• _WHAT YOU WILL DO_:
Show every line of the records below that contains the word "JSON".
** start of EXERCISE MATERIAL **
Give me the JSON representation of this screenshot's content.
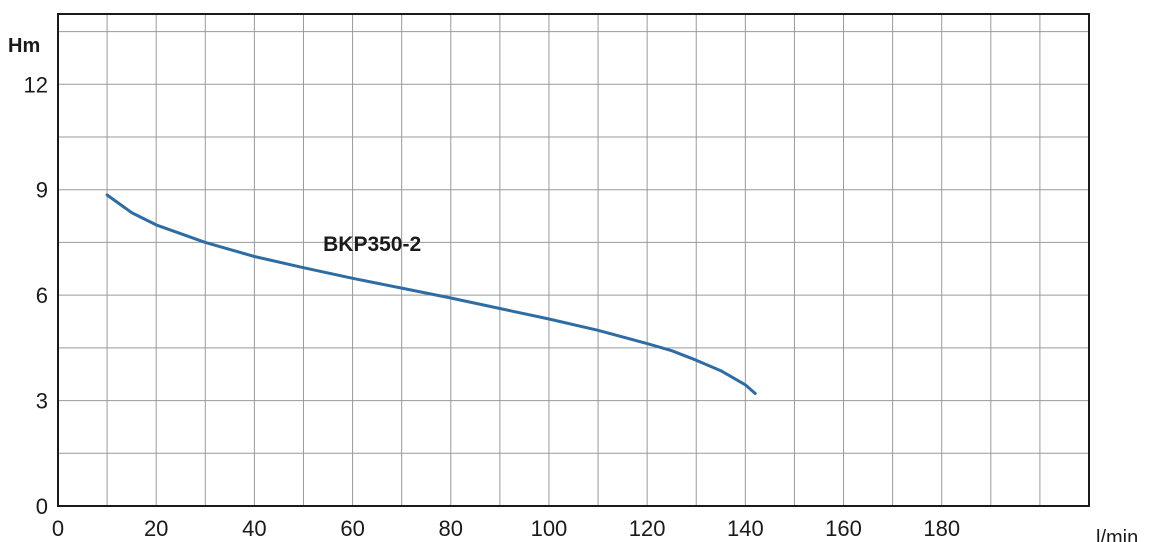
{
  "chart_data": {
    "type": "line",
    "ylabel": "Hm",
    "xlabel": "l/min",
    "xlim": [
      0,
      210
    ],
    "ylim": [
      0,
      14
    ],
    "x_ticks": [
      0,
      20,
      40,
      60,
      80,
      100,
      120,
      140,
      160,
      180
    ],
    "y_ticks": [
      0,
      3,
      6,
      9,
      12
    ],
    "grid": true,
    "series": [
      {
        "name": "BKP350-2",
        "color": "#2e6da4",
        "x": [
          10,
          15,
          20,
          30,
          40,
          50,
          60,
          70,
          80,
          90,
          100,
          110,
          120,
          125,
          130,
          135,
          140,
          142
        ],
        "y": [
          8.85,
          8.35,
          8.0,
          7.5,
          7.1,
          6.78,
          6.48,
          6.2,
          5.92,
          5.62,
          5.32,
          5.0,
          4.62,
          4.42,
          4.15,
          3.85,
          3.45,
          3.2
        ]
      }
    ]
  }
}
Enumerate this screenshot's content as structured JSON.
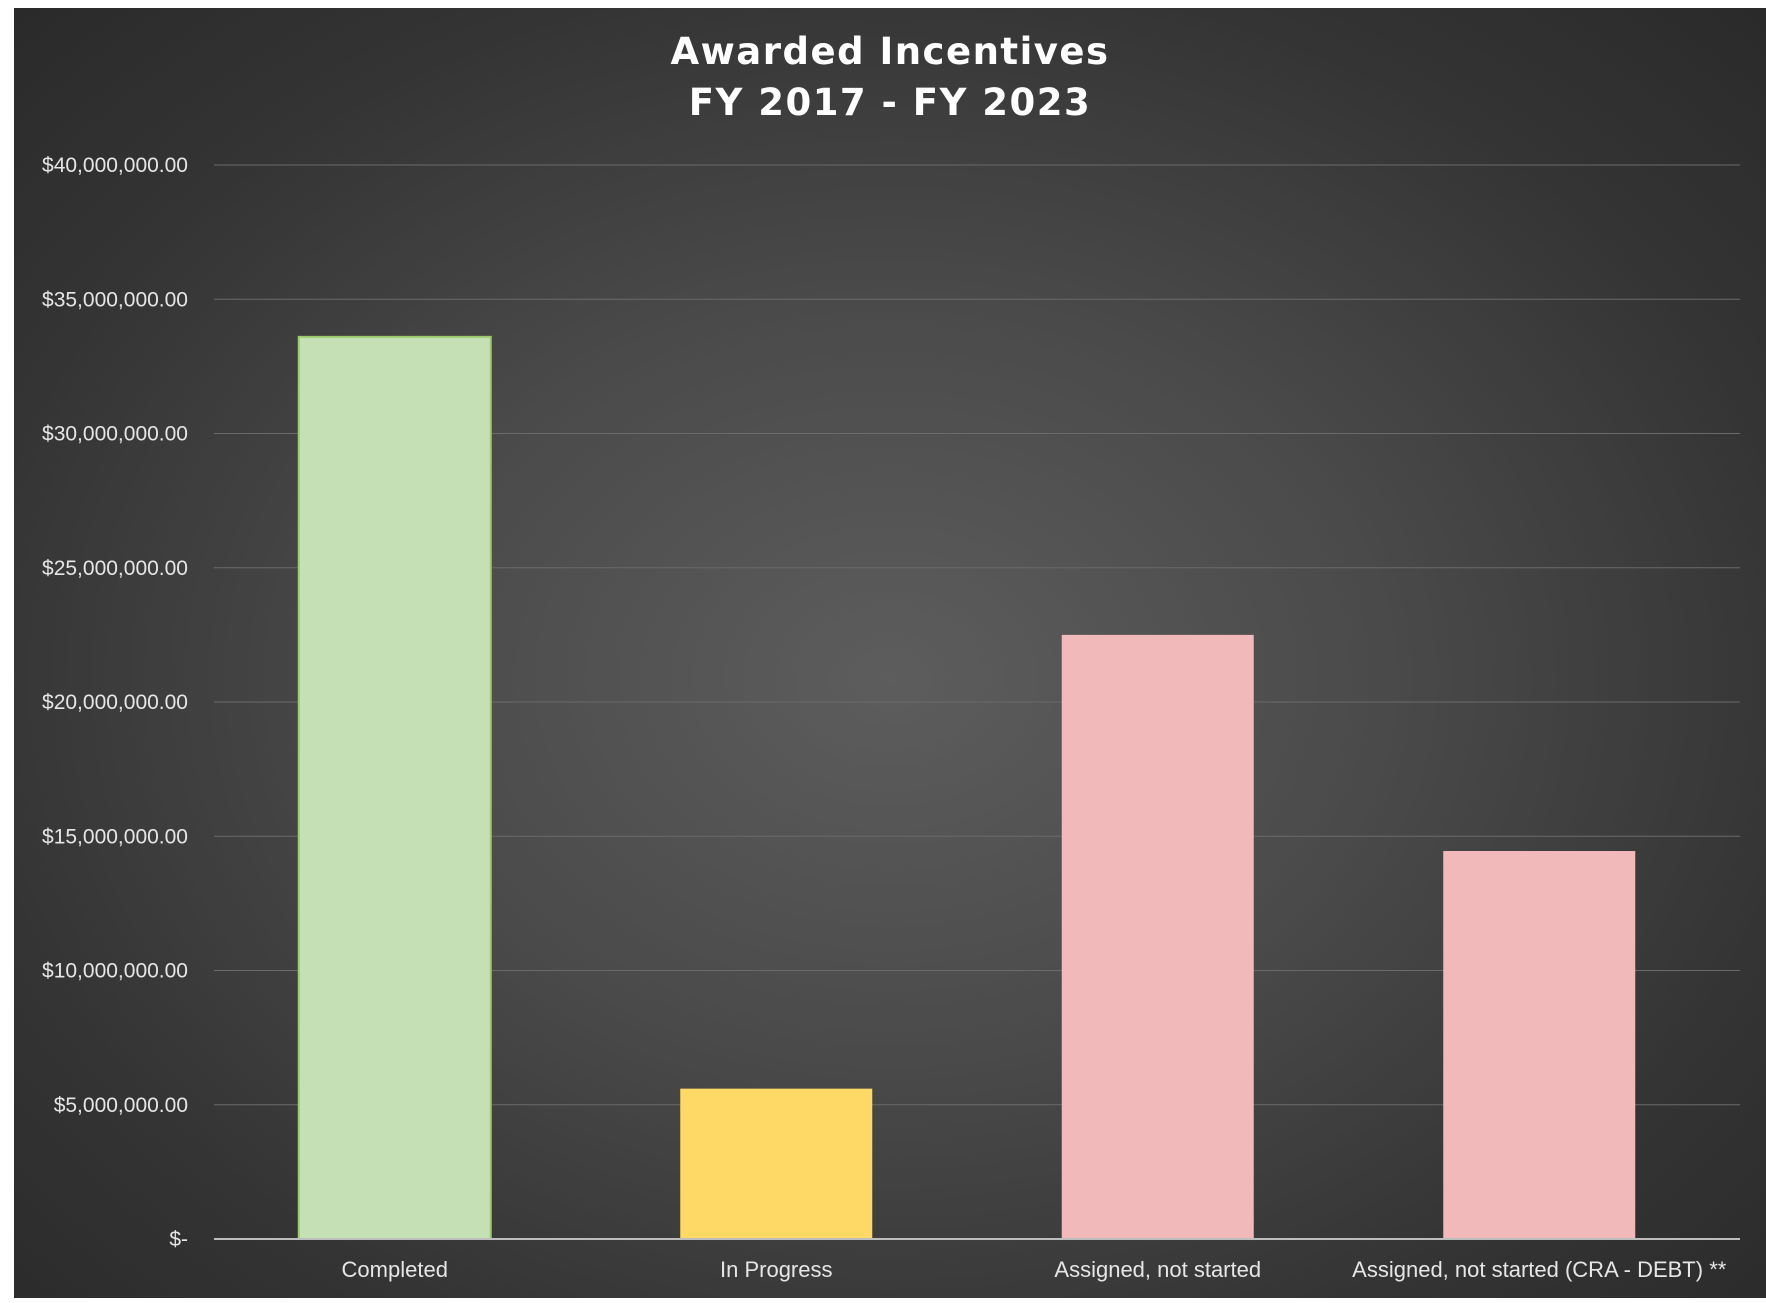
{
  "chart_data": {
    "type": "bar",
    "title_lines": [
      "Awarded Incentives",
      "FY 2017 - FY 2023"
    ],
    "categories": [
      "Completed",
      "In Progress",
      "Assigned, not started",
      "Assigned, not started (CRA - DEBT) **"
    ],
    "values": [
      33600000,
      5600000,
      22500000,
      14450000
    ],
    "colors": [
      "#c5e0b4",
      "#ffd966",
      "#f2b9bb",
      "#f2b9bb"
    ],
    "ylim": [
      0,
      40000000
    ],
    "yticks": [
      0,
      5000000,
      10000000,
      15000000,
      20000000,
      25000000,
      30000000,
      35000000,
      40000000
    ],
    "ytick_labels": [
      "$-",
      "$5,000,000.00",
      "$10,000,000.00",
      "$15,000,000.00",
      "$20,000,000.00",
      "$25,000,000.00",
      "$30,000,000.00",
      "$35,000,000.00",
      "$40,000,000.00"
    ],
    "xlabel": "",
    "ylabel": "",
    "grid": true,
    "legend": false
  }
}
** end of EXERCISE MATERIAL **
• _WRITTEN RESPONSE_:
Give me the JSON representation of this screenshot's content.
Enumerate this screenshot's content as structured JSON.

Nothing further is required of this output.